Put the entries below into a JSON list of strings, with one string for each line and no blank lines.

#####

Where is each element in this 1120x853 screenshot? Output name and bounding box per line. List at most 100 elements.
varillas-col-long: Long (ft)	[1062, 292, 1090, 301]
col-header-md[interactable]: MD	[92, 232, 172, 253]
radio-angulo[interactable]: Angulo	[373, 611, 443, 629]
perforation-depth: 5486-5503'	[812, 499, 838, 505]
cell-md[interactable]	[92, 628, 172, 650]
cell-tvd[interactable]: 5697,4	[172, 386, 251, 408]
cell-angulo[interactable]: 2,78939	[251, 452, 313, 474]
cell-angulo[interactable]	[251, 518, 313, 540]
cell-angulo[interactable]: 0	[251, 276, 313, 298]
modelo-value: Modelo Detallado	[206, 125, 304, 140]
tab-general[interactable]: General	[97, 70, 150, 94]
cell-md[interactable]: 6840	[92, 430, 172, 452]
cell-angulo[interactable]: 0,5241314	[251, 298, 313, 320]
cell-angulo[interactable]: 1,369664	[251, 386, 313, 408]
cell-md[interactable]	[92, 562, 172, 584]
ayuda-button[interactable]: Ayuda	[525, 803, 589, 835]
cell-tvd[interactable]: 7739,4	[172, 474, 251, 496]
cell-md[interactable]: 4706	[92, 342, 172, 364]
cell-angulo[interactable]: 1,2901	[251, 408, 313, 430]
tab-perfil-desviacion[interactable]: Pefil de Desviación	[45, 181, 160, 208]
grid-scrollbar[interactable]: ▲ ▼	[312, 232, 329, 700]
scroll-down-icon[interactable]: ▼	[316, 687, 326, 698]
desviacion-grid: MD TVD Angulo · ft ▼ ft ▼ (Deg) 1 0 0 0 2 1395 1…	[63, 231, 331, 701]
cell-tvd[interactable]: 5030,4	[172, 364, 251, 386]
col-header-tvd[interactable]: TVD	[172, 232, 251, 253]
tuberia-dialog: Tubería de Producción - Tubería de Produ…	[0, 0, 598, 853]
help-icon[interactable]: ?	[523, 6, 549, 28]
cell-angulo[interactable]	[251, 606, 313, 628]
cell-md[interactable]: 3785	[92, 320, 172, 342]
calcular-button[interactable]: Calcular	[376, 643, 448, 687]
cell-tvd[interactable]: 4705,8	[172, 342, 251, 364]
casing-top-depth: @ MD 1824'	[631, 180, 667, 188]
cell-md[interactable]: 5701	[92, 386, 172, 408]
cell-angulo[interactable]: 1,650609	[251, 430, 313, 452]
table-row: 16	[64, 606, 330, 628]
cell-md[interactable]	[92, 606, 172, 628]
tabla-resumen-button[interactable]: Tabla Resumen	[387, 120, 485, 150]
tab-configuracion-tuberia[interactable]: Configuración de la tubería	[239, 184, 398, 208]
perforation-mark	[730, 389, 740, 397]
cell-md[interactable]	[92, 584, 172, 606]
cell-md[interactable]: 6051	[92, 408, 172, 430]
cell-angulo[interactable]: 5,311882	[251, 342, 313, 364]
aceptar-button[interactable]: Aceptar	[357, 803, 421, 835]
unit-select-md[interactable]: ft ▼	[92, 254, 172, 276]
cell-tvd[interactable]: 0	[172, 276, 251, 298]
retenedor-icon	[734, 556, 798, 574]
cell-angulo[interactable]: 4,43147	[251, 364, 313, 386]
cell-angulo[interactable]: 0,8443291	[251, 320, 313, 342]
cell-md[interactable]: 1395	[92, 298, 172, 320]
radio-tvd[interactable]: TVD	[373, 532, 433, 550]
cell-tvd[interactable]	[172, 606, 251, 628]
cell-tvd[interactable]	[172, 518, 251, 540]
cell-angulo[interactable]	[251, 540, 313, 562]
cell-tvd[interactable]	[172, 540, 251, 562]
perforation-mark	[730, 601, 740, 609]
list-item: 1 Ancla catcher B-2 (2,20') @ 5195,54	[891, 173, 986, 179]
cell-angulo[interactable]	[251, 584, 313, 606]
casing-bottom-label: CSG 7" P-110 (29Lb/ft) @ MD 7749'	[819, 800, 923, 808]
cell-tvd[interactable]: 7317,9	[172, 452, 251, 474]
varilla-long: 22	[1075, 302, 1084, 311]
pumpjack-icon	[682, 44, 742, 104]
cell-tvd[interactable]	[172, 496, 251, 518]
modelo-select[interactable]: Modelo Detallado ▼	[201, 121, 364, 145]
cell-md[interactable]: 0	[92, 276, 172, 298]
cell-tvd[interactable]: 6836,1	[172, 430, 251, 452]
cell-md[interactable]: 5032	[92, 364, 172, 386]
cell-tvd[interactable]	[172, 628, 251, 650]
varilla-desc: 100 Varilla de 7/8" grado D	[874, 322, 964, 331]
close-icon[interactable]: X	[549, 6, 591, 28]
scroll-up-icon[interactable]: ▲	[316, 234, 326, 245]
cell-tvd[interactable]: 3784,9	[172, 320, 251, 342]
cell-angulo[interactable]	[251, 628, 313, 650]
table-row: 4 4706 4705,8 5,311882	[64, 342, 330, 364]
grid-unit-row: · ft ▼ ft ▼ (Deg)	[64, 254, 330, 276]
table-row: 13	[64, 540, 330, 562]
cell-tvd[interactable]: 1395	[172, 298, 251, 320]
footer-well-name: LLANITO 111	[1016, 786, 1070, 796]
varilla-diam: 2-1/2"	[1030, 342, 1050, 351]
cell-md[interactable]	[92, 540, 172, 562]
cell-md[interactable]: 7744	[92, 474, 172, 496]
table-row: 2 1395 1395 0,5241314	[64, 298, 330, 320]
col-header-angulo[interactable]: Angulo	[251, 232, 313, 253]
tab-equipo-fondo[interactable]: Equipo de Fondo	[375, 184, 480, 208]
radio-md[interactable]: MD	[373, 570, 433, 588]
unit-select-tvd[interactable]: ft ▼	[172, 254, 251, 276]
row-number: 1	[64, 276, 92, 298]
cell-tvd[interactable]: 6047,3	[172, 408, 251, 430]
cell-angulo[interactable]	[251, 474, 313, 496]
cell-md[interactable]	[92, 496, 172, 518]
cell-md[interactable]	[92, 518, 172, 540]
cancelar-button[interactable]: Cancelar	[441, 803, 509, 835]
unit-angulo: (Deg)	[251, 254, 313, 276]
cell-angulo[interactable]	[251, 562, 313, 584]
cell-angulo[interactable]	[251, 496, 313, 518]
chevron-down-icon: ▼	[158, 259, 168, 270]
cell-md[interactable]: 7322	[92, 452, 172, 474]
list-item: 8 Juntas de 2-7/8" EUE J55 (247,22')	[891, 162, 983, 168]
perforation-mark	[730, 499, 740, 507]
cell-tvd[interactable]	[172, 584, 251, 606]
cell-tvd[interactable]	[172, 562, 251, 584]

#####

# [TASK RESULT]
[
  "Where is each element in this 1120x853 screenshot? Output name and bounding box per line. List at most 100 elements.",
  "varillas-col-long: Long (ft)\t[1062, 292, 1090, 301]",
  "col-header-md[interactable]: MD\t[92, 232, 172, 253]",
  "radio-angulo[interactable]: Angulo\t[373, 611, 443, 629]",
  "perforation-depth: 5486-5503'\t[812, 499, 838, 505]",
  "cell-md[interactable]\t[92, 628, 172, 650]",
  "cell-tvd[interactable]: 5697,4\t[172, 386, 251, 408]",
  "cell-angulo[interactable]: 2,78939\t[251, 452, 313, 474]",
  "cell-angulo[interactable]\t[251, 518, 313, 540]",
  "cell-angulo[interactable]: 0\t[251, 276, 313, 298]",
  "modelo-value: Modelo Detallado\t[206, 125, 304, 140]",
  "tab-general[interactable]: General\t[97, 70, 150, 94]",
  "cell-md[interactable]: 6840\t[92, 430, 172, 452]",
  "cell-angulo[interactable]: 0,5241314\t[251, 298, 313, 320]",
  "cell-angulo[interactable]: 1,369664\t[251, 386, 313, 408]",
  "cell-md[interactable]\t[92, 562, 172, 584]",
  "ayuda-button[interactable]: Ayuda\t[525, 803, 589, 835]",
  "cell-tvd[interactable]: 7739,4\t[172, 474, 251, 496]",
  "cell-md[interactable]: 4706\t[92, 342, 172, 364]",
  "cell-angulo[interactable]: 1,2901\t[251, 408, 313, 430]",
  "tab-perfil-desviacion[interactable]: Pefil de Desviación\t[45, 181, 160, 208]",
  "grid-scrollbar[interactable]: ▲ ▼\t[312, 232, 329, 700]",
  "scroll-down-icon[interactable]: ▼\t[316, 687, 326, 698]",
  "desviacion-grid: MD TVD Angulo · ft ▼ ft ▼ (Deg) 1 0 0 0 2 1395 1…\t[63, 231, 331, 701]",
  "cell-tvd[interactable]: 5030,4\t[172, 364, 251, 386]",
  "col-header-tvd[interactable]: TVD\t[172, 232, 251, 253]",
  "tuberia-dialog: Tubería de Producción - Tubería de Produ…\t[0, 0, 598, 853]",
  "help-icon[interactable]: ?\t[523, 6, 549, 28]",
  "cell-angulo[interactable]\t[251, 606, 313, 628]",
  "cell-md[interactable]: 3785\t[92, 320, 172, 342]",
  "calcular-button[interactable]: Calcular\t[376, 643, 448, 687]",
  "cell-tvd[interactable]: 4705,8\t[172, 342, 251, 364]",
  "casing-top-depth: @ MD 1824'\t[631, 180, 667, 188]",
  "cell-md[interactable]: 5701\t[92, 386, 172, 408]",
  "cell-angulo[interactable]: 1,650609\t[251, 430, 313, 452]",
  "table-row: 16\t[64, 606, 330, 628]",
  "cell-md[interactable]\t[92, 606, 172, 628]",
  "tabla-resumen-button[interactable]: Tabla Resumen\t[387, 120, 485, 150]",
  "tab-configuracion-tuberia[interactable]: Configuración de la tubería\t[239, 184, 398, 208]",
  "perforation-mark\t[730, 389, 740, 397]",
  "cell-md[interactable]\t[92, 584, 172, 606]",
  "cell-md[interactable]: 6051\t[92, 408, 172, 430]",
  "cell-angulo[interactable]: 5,311882\t[251, 342, 313, 364]",
  "aceptar-button[interactable]: Aceptar\t[357, 803, 421, 835]",
  "unit-select-md[interactable]: ft ▼\t[92, 254, 172, 276]",
  "cell-tvd[interactable]: 0\t[172, 276, 251, 298]",
  "retenedor-icon\t[734, 556, 798, 574]",
  "cell-angulo[interactable]: 4,43147\t[251, 364, 313, 386]",
  "cell-angulo[interactable]: 0,8443291\t[251, 320, 313, 342]",
  "cell-md[interactable]: 1395\t[92, 298, 172, 320]",
  "radio-tvd[interactable]: TVD\t[373, 532, 433, 550]",
  "cell-tvd[interactable]\t[172, 606, 251, 628]",
  "cell-tvd[interactable]\t[172, 518, 251, 540]",
  "cell-angulo[interactable]\t[251, 540, 313, 562]",
  "cell-tvd[interactable]\t[172, 540, 251, 562]",
  "perforation-mark\t[730, 601, 740, 609]",
  "list-item: 1 Ancla catcher B-2 (2,20') @ 5195,54\t[891, 173, 986, 179]",
  "cell-angulo[interactable]\t[251, 584, 313, 606]",
  "casing-bottom-label: CSG 7\" P-110 (29Lb/ft) @ MD 7749'\t[819, 800, 923, 808]",
  "cell-tvd[interactable]: 7317,9\t[172, 452, 251, 474]",
  "varilla-long: 22\t[1075, 302, 1084, 311]",
  "pumpjack-icon\t[682, 44, 742, 104]",
  "cell-tvd[interactable]\t[172, 496, 251, 518]",
  "modelo-select[interactable]: Modelo Detallado ▼\t[201, 121, 364, 145]",
  "cell-md[interactable]: 0\t[92, 276, 172, 298]",
  "cell-tvd[interactable]: 6836,1\t[172, 430, 251, 452]",
  "cell-md[interactable]: 5032\t[92, 364, 172, 386]",
  "cell-tvd[interactable]\t[172, 628, 251, 650]",
  "varilla-desc: 100 Varilla de 7/8\" grado D\t[874, 322, 964, 331]",
  "close-icon[interactable]: X\t[549, 6, 591, 28]",
  "scroll-up-icon[interactable]: ▲\t[316, 234, 326, 245]",
  "cell-tvd[interactable]: 3784,9\t[172, 320, 251, 342]",
  "cell-angulo[interactable]\t[251, 628, 313, 650]",
  "table-row: 4 4706 4705,8 5,311882\t[64, 342, 330, 364]",
  "grid-unit-row: · ft ▼ ft ▼ (Deg)\t[64, 254, 330, 276]",
  "table-row: 13\t[64, 540, 330, 562]",
  "cell-tvd[interactable]: 1395\t[172, 298, 251, 320]",
  "footer-well-name: LLANITO 111\t[1016, 786, 1070, 796]",
  "varilla-diam: 2-1/2\"\t[1030, 342, 1050, 351]",
  "cell-md[interactable]\t[92, 540, 172, 562]",
  "cell-md[interactable]: 7744\t[92, 474, 172, 496]",
  "table-row: 2 1395 1395 0,5241314\t[64, 298, 330, 320]",
  "col-header-angulo[interactable]: Angulo\t[251, 232, 313, 253]",
  "tab-equipo-fondo[interactable]: Equipo de Fondo\t[375, 184, 480, 208]",
  "radio-md[interactable]: MD\t[373, 570, 433, 588]",
  "unit-select-tvd[interactable]: ft ▼\t[172, 254, 251, 276]",
  "row-number: 1\t[64, 276, 92, 298]",
  "cell-tvd[interactable]: 6047,3\t[172, 408, 251, 430]",
  "cell-angulo[interactable]\t[251, 474, 313, 496]",
  "cell-md[interactable]\t[92, 496, 172, 518]",
  "cell-md[interactable]\t[92, 518, 172, 540]",
  "cancelar-button[interactable]: Cancelar\t[441, 803, 509, 835]",
  "unit-angulo: (Deg)\t[251, 254, 313, 276]",
  "cell-angulo[interactable]\t[251, 562, 313, 584]",
  "cell-angulo[interactable]\t[251, 496, 313, 518]",
  "chevron-down-icon: ▼\t[158, 259, 168, 270]",
  "cell-md[interactable]: 7322\t[92, 452, 172, 474]",
  "list-item: 8 Juntas de 2-7/8\" EUE J55 (247,22')\t[891, 162, 983, 168]",
  "perforation-mark\t[730, 499, 740, 507]",
  "cell-tvd[interactable]\t[172, 584, 251, 606]",
  "cell-tvd[interactable]\t[172, 562, 251, 584]"
]